Records excerpted from a collection
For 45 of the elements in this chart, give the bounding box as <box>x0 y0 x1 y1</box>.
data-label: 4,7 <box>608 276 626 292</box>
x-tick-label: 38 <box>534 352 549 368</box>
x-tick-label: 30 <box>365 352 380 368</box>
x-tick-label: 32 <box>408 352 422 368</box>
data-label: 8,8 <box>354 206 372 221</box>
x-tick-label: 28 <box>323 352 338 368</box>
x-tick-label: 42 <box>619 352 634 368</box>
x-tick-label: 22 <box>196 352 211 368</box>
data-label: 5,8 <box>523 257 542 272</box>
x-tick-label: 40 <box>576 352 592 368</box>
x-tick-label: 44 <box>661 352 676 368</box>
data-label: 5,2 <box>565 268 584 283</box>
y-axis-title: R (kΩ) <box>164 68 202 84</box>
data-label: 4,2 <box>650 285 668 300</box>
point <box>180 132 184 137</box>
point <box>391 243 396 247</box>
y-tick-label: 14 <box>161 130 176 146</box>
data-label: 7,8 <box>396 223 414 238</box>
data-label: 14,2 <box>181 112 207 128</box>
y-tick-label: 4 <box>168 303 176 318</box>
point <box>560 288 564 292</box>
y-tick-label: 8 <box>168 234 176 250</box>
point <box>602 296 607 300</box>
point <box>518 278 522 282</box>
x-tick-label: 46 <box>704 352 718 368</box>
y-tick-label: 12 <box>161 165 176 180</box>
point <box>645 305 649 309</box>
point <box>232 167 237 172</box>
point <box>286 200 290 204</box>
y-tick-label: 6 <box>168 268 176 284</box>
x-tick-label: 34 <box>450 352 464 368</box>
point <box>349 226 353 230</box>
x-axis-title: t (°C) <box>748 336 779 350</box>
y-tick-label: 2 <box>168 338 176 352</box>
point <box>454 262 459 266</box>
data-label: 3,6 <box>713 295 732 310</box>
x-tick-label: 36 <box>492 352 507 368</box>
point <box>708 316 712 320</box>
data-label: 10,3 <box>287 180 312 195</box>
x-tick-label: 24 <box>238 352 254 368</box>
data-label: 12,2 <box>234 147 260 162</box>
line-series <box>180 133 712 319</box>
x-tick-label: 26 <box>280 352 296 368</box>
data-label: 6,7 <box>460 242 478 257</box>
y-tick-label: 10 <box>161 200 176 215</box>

_The task_.
Reproduce every row above word for word.

_Solution to this problem_.
For 45 of the elements in this chart, give the bounding box as <box>x0 y0 x1 y1</box>.
data-label: 4,7 <box>608 276 626 292</box>
x-tick-label: 38 <box>534 352 549 368</box>
x-tick-label: 30 <box>365 352 380 368</box>
x-tick-label: 32 <box>408 352 422 368</box>
data-label: 8,8 <box>354 206 372 221</box>
x-tick-label: 28 <box>323 352 338 368</box>
x-tick-label: 42 <box>619 352 634 368</box>
x-tick-label: 22 <box>196 352 211 368</box>
data-label: 5,8 <box>523 257 542 272</box>
x-tick-label: 40 <box>576 352 592 368</box>
x-tick-label: 44 <box>661 352 676 368</box>
data-label: 5,2 <box>565 268 584 283</box>
y-axis-title: R (kΩ) <box>164 68 202 84</box>
data-label: 4,2 <box>650 285 668 300</box>
point <box>180 132 184 137</box>
point <box>391 243 396 247</box>
y-tick-label: 14 <box>161 130 176 146</box>
data-label: 7,8 <box>396 223 414 238</box>
data-label: 14,2 <box>181 112 207 128</box>
y-tick-label: 4 <box>168 303 176 318</box>
point <box>560 288 564 292</box>
y-tick-label: 8 <box>168 234 176 250</box>
point <box>602 296 607 300</box>
point <box>518 278 522 282</box>
x-tick-label: 46 <box>704 352 718 368</box>
y-tick-label: 12 <box>161 165 176 180</box>
point <box>645 305 649 309</box>
point <box>232 167 237 172</box>
point <box>286 200 290 204</box>
y-tick-label: 6 <box>168 268 176 284</box>
x-tick-label: 34 <box>450 352 464 368</box>
point <box>349 226 353 230</box>
x-axis-title: t (°C) <box>748 336 779 350</box>
y-tick-label: 2 <box>168 338 176 352</box>
point <box>454 262 459 266</box>
data-label: 3,6 <box>713 295 732 310</box>
x-tick-label: 36 <box>492 352 507 368</box>
point <box>708 316 712 320</box>
data-label: 10,3 <box>287 180 312 195</box>
x-tick-label: 24 <box>238 352 254 368</box>
data-label: 12,2 <box>234 147 260 162</box>
line-series <box>180 133 712 319</box>
x-tick-label: 26 <box>280 352 296 368</box>
data-label: 6,7 <box>460 242 478 257</box>
y-tick-label: 10 <box>161 200 176 215</box>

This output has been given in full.